SHORT TASK =>
Give the entries back exactly, dropping each image.

(Stored records)
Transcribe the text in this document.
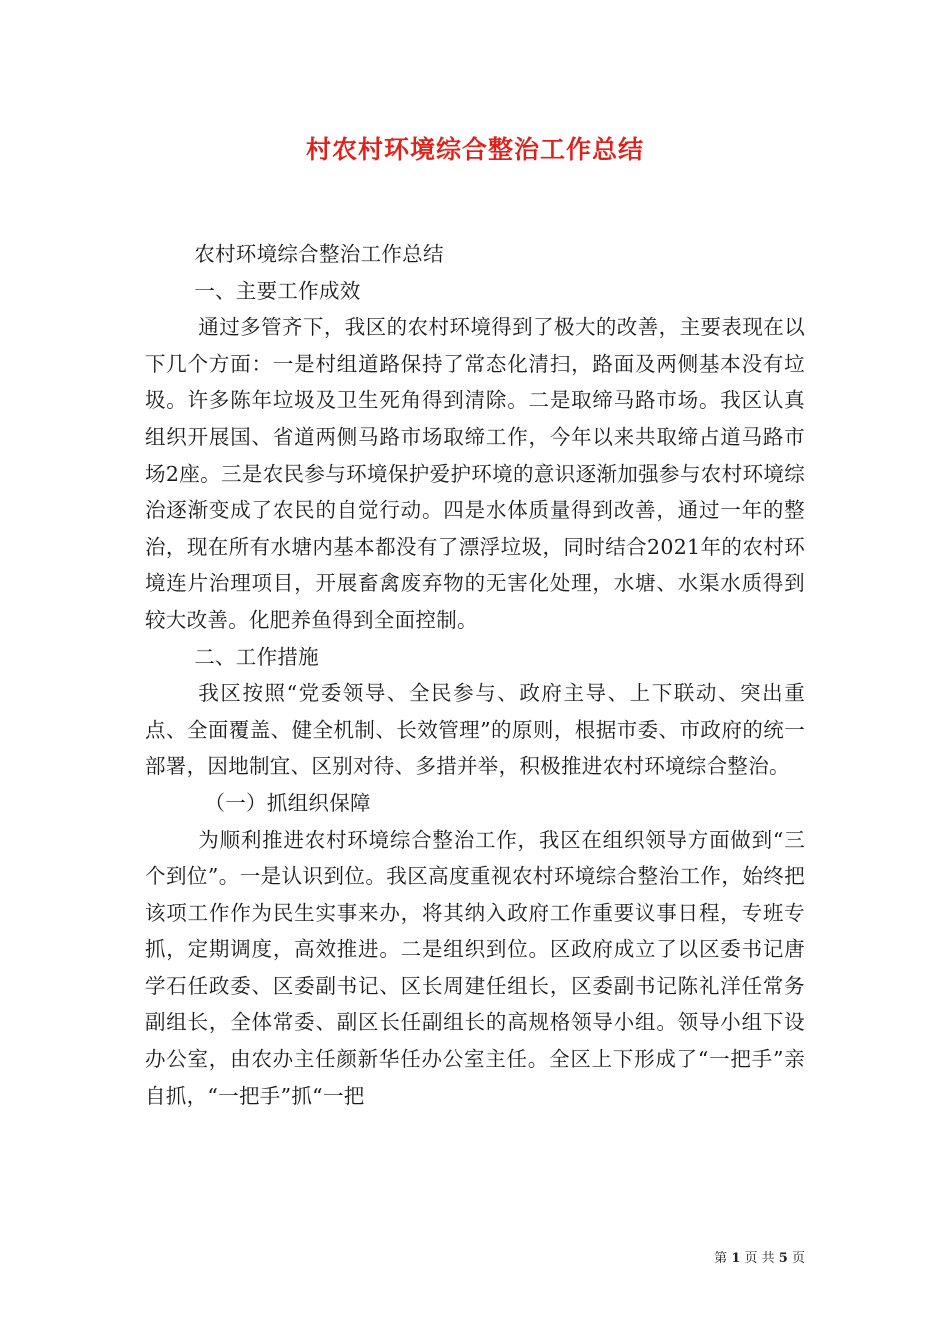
村农村环境综合整治工作总结

农村环境综合整治工作总结

一、主要工作成效

通过多管齐下，我区的农村环境得到了极大的改善，主要表现在以下几个方面：一是村组道路保持了常态化清扫，路面及两侧基本没有垃圾。许多陈年垃圾及卫生死角得到清除。二是取缔马路市场。我区认真组织开展国、省道两侧马路市场取缔工作，今年以来共取缔占道马路市场2座。三是农民参与环境保护爱护环境的意识逐渐加强参与农村环境综治逐渐变成了农民的自觉行动。四是水体质量得到改善，通过一年的整治，现在所有水塘内基本都没有了漂浮垃圾，同时结合2021年的农村环境连片治理项目，开展畜禽废弃物的无害化处理，水塘、水渠水质得到较大改善。化肥养鱼得到全面控制。

二、工作措施

我区按照“党委领导、全民参与、政府主导、上下联动、突出重点、全面覆盖、健全机制、长效管理”的原则，根据市委、市政府的统一部署，因地制宜、区别对待、多措并举，积极推进农村环境综合整治。

（一）抓组织保障

为顺利推进农村环境综合整治工作，我区在组织领导方面做到“三个到位”。一是认识到位。我区高度重视农村环境综合整治工作，始终把该项工作作为民生实事来办，将其纳入政府工作重要议事日程，专班专抓，定期调度，高效推进。二是组织到位。区政府成立了以区委书记唐学石任政委、区委副书记、区长周建任组长，区委副书记陈礼洋任常务副组长，全体常委、副区长任副组长的高规格领导小组。领导小组下设办公室，由农办主任颜新华任办公室主任。全区上下形成了“一把手”亲自抓，“一把手”抓“一把

第 1 页 共 5 页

SOLUTION TO THE EXERCISE =>
Transcribe the text in this document.
村农村环境综合整治工作总结

农村环境综合整治工作总结

一、主要工作成效

通过多管齐下，我区的农村环境得到了极大的改善，主要表现在以下几个方面：一是村组道路保持了常态化清扫，路面及两侧基本没有垃圾。许多陈年垃圾及卫生死角得到清除。二是取缔马路市场。我区认真组织开展国、省道两侧马路市场取缔工作，今年以来共取缔占道马路市场2座。三是农民参与环境保护爱护环境的意识逐渐加强参与农村环境综治逐渐变成了农民的自觉行动。四是水体质量得到改善，通过一年的整治，现在所有水塘内基本都没有了漂浮垃圾，同时结合2021年的农村环境连片治理项目，开展畜禽废弃物的无害化处理，水塘、水渠水质得到较大改善。化肥养鱼得到全面控制。

二、工作措施

我区按照“党委领导、全民参与、政府主导、上下联动、突出重点、全面覆盖、健全机制、长效管理”的原则，根据市委、市政府的统一部署，因地制宜、区别对待、多措并举，积极推进农村环境综合整治。

（一）抓组织保障

为顺利推进农村环境综合整治工作，我区在组织领导方面做到“三个到位”。一是认识到位。我区高度重视农村环境综合整治工作，始终把该项工作作为民生实事来办，将其纳入政府工作重要议事日程，专班专抓，定期调度，高效推进。二是组织到位。区政府成立了以区委书记唐学石任政委、区委副书记、区长周建任组长，区委副书记陈礼洋任常务副组长，全体常委、副区长任副组长的高规格领导小组。领导小组下设办公室，由农办主任颜新华任办公室主任。全区上下形成了“一把手”亲自抓，“一把手”抓“一把

第 1 页 共 5 页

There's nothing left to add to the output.